→ **PASSAGE PROVIDED**:
* * *
My first question is – do you have a patent on this item? If you don’t and a major competitor company sees it they can simply order one and copy it. If you do have a patent, why it is not clearly listed on your website?
6) You Only Have One Product
It’s completely fine only to have one product, it’s where every business starts. Additionally, once you have your product, you should absolutely begin selling it wherever you can. However, there are certain categories where buyers are going to be much more interested in stocking you if you’re part of a product line, instead of an individual one. If you’re in one of these categories, reps may be uninterested in you until you show you can provide an entire line of products.
What The Reps Say:
A single product brand gets lost on a retailers shelf. I would aim for at least 3 products or more before I would approach a retail buyer.
Also, a ‘program,’ may also be a product package, where you offer a good sampling of your best-selling products at an introductory price. This helps the buyer know which products are more likely to sell for them plus they get a great sample of your line.
Shelf space and managing vendors is an ongoing challenge for most retailers. Buyers like to know that when they invest in a line, that it brings value and brand strength into their stores. It is tough to make money for a brick and mortar retailer with a single item unless it is one of those rare one in a million, walk off the shelves by the hundreds type of item. When retailers review a line they like to see depth, longevity and broad-based appeal. That usually comes with a variety of products and ongoing vendor product development.
If you haven’t been able to get a manufacturers rep so far, don’t give up! Make sure your business is putting its best foot forward, the most important thing overall is that you come off as a professional with an excellent product.
* * *
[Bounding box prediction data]

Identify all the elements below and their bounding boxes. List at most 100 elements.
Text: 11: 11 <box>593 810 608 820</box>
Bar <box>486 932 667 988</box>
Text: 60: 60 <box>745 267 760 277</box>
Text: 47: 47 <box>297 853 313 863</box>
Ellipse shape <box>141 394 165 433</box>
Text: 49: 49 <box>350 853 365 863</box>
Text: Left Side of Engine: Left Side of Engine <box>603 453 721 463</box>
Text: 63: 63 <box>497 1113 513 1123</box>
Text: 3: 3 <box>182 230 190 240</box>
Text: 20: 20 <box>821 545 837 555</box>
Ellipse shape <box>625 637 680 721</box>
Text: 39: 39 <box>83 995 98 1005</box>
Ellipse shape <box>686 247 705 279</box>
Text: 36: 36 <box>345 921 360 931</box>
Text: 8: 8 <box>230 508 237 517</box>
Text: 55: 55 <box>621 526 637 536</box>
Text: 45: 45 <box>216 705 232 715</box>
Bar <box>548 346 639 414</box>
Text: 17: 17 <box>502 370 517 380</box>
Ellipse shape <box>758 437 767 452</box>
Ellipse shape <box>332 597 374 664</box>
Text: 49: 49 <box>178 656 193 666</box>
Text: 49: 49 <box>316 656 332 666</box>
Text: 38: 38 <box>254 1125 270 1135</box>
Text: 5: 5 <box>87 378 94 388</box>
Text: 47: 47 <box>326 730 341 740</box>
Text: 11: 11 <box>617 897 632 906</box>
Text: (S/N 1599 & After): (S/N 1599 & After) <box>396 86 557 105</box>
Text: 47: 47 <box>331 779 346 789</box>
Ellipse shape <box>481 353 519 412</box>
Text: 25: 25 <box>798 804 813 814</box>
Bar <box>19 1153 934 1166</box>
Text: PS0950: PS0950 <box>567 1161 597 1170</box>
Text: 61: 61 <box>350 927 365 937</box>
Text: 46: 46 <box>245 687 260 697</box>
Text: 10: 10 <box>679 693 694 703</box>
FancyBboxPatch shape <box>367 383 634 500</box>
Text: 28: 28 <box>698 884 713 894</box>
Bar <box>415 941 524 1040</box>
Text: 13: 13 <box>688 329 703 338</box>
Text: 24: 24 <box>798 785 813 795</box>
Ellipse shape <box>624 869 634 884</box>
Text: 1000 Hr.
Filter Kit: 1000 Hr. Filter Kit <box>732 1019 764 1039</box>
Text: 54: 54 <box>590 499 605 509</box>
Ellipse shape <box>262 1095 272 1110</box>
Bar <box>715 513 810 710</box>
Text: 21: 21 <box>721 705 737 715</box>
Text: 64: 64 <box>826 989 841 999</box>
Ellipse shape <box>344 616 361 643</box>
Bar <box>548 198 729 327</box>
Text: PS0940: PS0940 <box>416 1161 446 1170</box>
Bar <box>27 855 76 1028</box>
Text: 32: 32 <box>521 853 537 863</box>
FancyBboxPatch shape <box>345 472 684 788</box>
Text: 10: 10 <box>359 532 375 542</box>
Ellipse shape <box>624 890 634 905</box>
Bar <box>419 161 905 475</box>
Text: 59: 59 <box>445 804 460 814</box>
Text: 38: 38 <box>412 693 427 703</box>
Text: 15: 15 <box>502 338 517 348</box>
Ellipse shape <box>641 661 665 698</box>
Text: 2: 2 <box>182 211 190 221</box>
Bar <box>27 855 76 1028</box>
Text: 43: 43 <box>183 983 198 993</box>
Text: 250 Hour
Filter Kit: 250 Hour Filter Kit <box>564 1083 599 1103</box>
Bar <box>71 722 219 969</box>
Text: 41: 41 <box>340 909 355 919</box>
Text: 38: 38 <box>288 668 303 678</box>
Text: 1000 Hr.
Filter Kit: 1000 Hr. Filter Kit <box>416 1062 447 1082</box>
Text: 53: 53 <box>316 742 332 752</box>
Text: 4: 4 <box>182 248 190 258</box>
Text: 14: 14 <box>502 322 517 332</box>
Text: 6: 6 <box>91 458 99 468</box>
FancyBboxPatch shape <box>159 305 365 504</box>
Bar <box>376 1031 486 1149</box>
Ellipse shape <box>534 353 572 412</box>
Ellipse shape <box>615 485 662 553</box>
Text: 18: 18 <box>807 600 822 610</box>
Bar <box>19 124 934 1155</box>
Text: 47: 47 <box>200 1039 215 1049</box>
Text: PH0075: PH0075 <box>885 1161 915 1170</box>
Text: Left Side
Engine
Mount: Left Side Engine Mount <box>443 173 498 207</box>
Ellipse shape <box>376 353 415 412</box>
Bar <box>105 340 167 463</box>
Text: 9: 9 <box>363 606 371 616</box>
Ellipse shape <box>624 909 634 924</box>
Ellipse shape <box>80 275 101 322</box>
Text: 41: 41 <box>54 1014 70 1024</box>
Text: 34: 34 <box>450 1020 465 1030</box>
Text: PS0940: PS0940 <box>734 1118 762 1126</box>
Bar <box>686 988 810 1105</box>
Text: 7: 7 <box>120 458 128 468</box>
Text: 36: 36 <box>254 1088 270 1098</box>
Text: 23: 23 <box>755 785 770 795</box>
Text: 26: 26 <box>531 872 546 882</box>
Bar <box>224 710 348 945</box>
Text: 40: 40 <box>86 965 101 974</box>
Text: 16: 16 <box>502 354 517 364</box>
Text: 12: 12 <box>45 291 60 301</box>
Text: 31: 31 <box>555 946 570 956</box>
* * *
→ **CHECK YOUR UNDERSTANDING**:
1 > In the passage on working with manufacturers' reps, what three things do retailers like to see when they review a line?
2 > According to the passage on working with manufacturers' reps, how many products should a brand aim for before approaching a retail buyer?
3 > Please write a continuation of the passage on working with manufacturers' reps, starting after its final sentence.
These rows were taken from a separate source.

→ **RESPONSES FOR EACH TASK**:
1 > Depth, longevity, and broad-based appeal.

2 > At least 3 products or more.

3 >
Ask family and friends, as well as large Facebook groups without a personal stake in your success what they think of your product, packaging, and website. Keep tweaking and refining until your product gets the interest you know it deserves.
Very straight forward. Jv
Thank you for reading!
Very enlightening. I’ve checked off the points raised and would love to speak to a potential sales rep.
Please feel free to make an account if you don’t already have one. From there you can message reps directly!
“the price of the product should be $18.00. From there you figure out your margin. So if you want to make 35% ($6.30), the wholesale cost to B to B should be $24.30”
You math to calculate margin and your wholesale price is incorrect. The formula for figuring out Wholesale price given a Cost and margin % target is Cost ($18.00 / (1-target margin %)) = $18.00/ (1-.35) = $18.00/.65 = $27.69 ; Your Margin $ would be $27.69 – $18.00 = $9.69 ; Your margin % = $9.69/$27.69 = 35%
Thanks for taking the time to calculate that math. That quote comes from a sales rep, and was intended as a way to explain the concept of how pricing works, rather than the exact formula businesses should be basing their prices off of. I really appreciate your attention to detail though!
Great info!
Thanks!
From a rep’s point of view, you must be able to show that you are able to ship orders promptly and completely and that you stand behind your products. You also must pay an attractive commission and pay it on a regular basis.
Good to know! Thanks for your comment!
Good info and pretty much spot-on. I think one major factor that is not listed is “Commission Structure”. How much does the rep get paid and how often?
It can be the most unique, innovative, “must-have” product but if there’s not enough of a commission for the Sales Agency, then we’re definitely not interested. Hate to make it sound like all we care about is making $, but it is sincerely a significant element of our decision-making process.
Mmm, that’s really good to know! Thanks!